Your task
Below are records; work out how many of their lines hold the string "this" and give that number alone.

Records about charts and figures
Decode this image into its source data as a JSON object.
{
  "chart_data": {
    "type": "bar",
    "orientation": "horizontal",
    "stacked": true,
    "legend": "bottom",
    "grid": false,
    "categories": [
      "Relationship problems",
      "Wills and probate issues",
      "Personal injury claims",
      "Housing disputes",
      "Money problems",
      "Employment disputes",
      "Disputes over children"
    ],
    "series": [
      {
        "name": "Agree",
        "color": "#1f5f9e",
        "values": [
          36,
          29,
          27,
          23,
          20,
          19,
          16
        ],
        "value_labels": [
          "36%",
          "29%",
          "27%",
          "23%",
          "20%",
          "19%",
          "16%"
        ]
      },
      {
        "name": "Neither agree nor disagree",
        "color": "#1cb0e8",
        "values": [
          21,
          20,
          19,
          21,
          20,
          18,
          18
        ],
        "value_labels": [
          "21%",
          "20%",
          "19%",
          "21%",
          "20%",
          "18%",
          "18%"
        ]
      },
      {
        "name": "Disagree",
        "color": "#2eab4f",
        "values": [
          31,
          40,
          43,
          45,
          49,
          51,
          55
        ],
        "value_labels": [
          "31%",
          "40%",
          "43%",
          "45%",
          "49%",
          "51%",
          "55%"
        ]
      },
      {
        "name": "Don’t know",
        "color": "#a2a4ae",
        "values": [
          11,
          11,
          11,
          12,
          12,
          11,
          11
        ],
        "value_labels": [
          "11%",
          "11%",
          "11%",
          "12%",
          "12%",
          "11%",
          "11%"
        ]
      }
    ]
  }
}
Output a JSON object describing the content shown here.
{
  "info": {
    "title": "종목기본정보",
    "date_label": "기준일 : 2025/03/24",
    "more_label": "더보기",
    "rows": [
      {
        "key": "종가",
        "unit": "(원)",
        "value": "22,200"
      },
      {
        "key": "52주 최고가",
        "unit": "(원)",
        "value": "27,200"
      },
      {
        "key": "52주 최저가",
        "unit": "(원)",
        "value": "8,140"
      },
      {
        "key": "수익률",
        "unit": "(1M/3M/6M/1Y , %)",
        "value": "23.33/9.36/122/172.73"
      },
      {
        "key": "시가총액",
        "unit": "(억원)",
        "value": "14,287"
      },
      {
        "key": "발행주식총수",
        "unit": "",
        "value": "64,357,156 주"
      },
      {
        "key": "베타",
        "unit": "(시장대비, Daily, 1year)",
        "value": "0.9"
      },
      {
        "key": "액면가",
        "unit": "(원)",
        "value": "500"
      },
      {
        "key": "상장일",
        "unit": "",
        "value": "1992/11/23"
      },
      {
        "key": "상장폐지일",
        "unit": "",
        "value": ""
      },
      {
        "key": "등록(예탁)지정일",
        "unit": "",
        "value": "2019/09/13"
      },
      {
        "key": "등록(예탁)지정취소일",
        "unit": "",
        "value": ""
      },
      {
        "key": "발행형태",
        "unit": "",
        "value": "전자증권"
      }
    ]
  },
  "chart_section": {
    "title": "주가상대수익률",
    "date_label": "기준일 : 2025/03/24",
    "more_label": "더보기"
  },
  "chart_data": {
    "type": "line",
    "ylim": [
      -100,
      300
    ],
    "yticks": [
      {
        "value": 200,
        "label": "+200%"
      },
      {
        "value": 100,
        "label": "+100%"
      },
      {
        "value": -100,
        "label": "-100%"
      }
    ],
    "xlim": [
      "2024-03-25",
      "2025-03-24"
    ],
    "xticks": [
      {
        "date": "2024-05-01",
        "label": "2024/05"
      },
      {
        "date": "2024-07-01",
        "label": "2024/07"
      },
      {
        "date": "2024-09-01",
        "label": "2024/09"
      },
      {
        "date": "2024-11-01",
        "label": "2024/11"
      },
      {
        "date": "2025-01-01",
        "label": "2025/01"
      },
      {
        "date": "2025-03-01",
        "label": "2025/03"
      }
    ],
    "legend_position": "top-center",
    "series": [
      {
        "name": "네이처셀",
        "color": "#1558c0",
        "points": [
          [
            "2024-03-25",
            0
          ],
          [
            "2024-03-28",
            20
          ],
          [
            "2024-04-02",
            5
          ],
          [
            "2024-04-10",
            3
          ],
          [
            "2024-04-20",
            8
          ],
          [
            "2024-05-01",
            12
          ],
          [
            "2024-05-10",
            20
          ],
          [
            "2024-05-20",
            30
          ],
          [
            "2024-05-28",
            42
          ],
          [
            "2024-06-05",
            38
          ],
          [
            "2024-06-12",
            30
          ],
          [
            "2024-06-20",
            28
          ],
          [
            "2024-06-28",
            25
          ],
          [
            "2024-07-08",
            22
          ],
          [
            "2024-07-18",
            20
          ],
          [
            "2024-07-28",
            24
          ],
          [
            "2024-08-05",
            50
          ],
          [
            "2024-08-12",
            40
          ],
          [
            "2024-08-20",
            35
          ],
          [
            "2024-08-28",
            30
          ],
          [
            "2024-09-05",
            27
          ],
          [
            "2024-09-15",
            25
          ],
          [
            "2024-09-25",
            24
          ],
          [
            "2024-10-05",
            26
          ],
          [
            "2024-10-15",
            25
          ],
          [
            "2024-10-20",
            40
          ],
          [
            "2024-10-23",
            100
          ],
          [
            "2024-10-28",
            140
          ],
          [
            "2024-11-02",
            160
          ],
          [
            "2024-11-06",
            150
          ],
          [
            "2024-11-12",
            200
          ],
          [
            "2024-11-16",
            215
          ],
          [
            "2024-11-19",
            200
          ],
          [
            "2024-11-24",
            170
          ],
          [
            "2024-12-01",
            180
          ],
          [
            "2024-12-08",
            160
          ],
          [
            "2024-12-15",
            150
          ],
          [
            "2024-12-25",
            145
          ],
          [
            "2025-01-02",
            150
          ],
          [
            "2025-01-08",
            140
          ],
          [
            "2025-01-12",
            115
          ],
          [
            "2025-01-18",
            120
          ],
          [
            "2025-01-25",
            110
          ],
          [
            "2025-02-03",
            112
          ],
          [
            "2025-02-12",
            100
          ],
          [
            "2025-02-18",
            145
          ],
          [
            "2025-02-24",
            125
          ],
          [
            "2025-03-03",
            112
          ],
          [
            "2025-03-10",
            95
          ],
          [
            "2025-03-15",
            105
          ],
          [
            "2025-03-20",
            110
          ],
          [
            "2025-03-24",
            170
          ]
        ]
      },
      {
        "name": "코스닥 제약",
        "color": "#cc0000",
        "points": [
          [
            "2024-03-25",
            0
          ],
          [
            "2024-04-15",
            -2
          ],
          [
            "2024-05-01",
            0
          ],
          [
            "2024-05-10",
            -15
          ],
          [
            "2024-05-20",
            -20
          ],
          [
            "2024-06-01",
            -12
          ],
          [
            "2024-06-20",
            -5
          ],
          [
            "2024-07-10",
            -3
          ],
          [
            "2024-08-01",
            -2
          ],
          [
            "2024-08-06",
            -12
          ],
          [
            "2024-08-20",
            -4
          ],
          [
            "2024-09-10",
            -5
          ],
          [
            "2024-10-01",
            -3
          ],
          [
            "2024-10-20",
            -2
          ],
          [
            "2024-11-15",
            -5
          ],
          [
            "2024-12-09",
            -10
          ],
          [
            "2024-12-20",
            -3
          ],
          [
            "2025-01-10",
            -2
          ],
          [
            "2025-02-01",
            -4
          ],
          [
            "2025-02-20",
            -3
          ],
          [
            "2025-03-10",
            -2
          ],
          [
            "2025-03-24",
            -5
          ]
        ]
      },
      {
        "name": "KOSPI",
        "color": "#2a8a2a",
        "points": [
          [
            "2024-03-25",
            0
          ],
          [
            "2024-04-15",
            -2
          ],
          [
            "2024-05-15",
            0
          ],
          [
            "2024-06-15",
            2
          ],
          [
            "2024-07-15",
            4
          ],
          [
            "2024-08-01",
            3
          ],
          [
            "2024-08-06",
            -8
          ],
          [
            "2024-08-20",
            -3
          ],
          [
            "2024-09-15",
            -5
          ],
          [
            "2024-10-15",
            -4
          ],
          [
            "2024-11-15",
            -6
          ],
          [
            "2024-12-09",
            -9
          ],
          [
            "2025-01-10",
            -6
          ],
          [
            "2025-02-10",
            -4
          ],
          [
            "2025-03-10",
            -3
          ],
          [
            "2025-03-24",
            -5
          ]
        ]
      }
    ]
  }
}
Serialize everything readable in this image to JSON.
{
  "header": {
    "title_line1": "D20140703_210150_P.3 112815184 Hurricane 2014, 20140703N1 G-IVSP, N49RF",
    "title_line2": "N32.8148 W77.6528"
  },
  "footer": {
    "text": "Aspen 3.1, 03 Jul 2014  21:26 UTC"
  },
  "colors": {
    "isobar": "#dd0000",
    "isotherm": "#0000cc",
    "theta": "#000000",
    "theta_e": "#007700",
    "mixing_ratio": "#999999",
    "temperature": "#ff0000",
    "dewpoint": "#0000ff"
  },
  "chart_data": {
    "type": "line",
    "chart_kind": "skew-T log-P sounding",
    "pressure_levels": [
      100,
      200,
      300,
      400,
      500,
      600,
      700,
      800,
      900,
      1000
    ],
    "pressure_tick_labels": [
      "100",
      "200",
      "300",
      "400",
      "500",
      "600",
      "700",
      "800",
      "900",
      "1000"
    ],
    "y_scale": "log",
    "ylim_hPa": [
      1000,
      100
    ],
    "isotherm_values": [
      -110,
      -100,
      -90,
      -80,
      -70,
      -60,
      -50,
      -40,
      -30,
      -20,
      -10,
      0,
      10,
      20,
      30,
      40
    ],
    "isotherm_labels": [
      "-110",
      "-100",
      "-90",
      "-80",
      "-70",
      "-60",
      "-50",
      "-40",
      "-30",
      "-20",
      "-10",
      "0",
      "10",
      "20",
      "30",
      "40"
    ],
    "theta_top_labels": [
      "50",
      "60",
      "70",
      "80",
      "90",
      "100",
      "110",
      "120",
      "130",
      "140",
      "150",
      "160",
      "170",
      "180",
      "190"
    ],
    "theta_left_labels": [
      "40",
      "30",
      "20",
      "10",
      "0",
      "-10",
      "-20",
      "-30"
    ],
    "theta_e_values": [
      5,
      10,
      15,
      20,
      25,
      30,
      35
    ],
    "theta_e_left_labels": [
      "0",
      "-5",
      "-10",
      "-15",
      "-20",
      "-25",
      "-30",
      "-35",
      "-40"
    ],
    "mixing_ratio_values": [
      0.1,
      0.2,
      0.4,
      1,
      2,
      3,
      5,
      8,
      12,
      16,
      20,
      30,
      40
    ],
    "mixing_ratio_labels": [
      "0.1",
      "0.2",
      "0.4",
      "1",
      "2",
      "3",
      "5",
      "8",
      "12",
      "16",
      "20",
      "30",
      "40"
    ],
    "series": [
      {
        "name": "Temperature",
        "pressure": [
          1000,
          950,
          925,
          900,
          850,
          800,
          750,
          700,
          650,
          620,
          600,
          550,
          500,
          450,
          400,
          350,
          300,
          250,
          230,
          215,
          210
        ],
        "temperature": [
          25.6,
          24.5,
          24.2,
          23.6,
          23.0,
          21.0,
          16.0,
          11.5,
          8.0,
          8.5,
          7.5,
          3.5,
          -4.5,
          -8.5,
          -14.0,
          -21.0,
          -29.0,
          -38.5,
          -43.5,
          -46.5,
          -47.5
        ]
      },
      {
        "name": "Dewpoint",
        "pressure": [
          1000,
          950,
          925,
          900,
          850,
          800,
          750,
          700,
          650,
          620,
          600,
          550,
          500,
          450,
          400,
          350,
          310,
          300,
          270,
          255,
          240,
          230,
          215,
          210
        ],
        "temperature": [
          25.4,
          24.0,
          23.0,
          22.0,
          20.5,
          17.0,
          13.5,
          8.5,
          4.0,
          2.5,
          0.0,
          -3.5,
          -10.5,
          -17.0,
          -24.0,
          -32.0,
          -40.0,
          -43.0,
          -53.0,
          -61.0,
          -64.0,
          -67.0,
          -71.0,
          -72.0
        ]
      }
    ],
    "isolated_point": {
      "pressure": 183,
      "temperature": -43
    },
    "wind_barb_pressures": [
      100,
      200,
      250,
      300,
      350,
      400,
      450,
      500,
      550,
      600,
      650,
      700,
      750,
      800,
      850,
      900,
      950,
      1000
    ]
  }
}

Full output
2